**TASK DETAILS:**
Retype the material below. Keep every word exactly as it is.

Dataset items

++++

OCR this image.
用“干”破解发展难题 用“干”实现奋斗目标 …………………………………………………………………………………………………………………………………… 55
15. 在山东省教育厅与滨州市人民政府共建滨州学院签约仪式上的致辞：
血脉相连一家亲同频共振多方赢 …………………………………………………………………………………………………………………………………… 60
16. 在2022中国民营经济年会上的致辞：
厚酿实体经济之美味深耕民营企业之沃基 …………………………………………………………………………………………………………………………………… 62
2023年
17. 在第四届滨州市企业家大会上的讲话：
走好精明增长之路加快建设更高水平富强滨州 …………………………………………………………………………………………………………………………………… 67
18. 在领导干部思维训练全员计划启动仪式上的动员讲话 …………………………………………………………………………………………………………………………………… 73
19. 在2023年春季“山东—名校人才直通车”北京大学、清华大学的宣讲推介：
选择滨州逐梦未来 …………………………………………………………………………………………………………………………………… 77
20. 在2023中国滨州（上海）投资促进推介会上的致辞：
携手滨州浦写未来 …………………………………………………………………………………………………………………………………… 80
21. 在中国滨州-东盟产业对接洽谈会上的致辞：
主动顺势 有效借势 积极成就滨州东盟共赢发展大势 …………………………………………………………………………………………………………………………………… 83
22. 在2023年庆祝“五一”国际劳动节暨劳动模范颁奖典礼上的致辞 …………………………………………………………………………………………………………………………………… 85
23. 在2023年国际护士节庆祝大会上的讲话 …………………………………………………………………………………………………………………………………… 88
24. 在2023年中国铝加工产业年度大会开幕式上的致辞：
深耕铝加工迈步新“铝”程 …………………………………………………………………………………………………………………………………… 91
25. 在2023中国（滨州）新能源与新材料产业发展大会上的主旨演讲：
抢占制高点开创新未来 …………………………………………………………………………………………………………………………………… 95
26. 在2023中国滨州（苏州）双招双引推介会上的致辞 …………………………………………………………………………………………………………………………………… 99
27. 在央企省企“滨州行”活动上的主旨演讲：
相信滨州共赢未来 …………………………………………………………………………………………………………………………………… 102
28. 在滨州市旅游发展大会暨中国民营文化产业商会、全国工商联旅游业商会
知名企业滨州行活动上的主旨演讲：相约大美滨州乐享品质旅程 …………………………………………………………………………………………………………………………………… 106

++++

**SOLUTION FOR THIS EXERCISE:**
OCR this image.
用“干”破解发展难题 用“干”实现奋斗目标 …………………………………………………………………………………………………………………………………… 55
15. 在山东省教育厅与滨州市人民政府共建滨州学院签约仪式上的致辞：
血脉相连一家亲同频共振多方赢 …………………………………………………………………………………………………………………………………… 60
16. 在2022中国民营经济年会上的致辞：
厚酿实体经济之美味深耕民营企业之沃基 …………………………………………………………………………………………………………………………………… 62
2023年
17. 在第四届滨州市企业家大会上的讲话：
走好精明增长之路加快建设更高水平富强滨州 …………………………………………………………………………………………………………………………………… 67
18. 在领导干部思维训练全员计划启动仪式上的动员讲话 …………………………………………………………………………………………………………………………………… 73
19. 在2023年春季“山东—名校人才直通车”北京大学、清华大学的宣讲推介：
选择滨州逐梦未来 …………………………………………………………………………………………………………………………………… 77
20. 在2023中国滨州（上海）投资促进推介会上的致辞：
携手滨州浦写未来 …………………………………………………………………………………………………………………………………… 80
21. 在中国滨州-东盟产业对接洽谈会上的致辞：
主动顺势 有效借势 积极成就滨州东盟共赢发展大势 …………………………………………………………………………………………………………………………………… 83
22. 在2023年庆祝“五一”国际劳动节暨劳动模范颁奖典礼上的致辞 …………………………………………………………………………………………………………………………………… 85
23. 在2023年国际护士节庆祝大会上的讲话 …………………………………………………………………………………………………………………………………… 88
24. 在2023年中国铝加工产业年度大会开幕式上的致辞：
深耕铝加工迈步新“铝”程 …………………………………………………………………………………………………………………………………… 91
25. 在2023中国（滨州）新能源与新材料产业发展大会上的主旨演讲：
抢占制高点开创新未来 …………………………………………………………………………………………………………………………………… 95
26. 在2023中国滨州（苏州）双招双引推介会上的致辞 …………………………………………………………………………………………………………………………………… 99
27. 在央企省企“滨州行”活动上的主旨演讲：
相信滨州共赢未来 …………………………………………………………………………………………………………………………………… 102
28. 在滨州市旅游发展大会暨中国民营文化产业商会、全国工商联旅游业商会
知名企业滨州行活动上的主旨演讲：相约大美滨州乐享品质旅程 …………………………………………………………………………………………………………………………………… 106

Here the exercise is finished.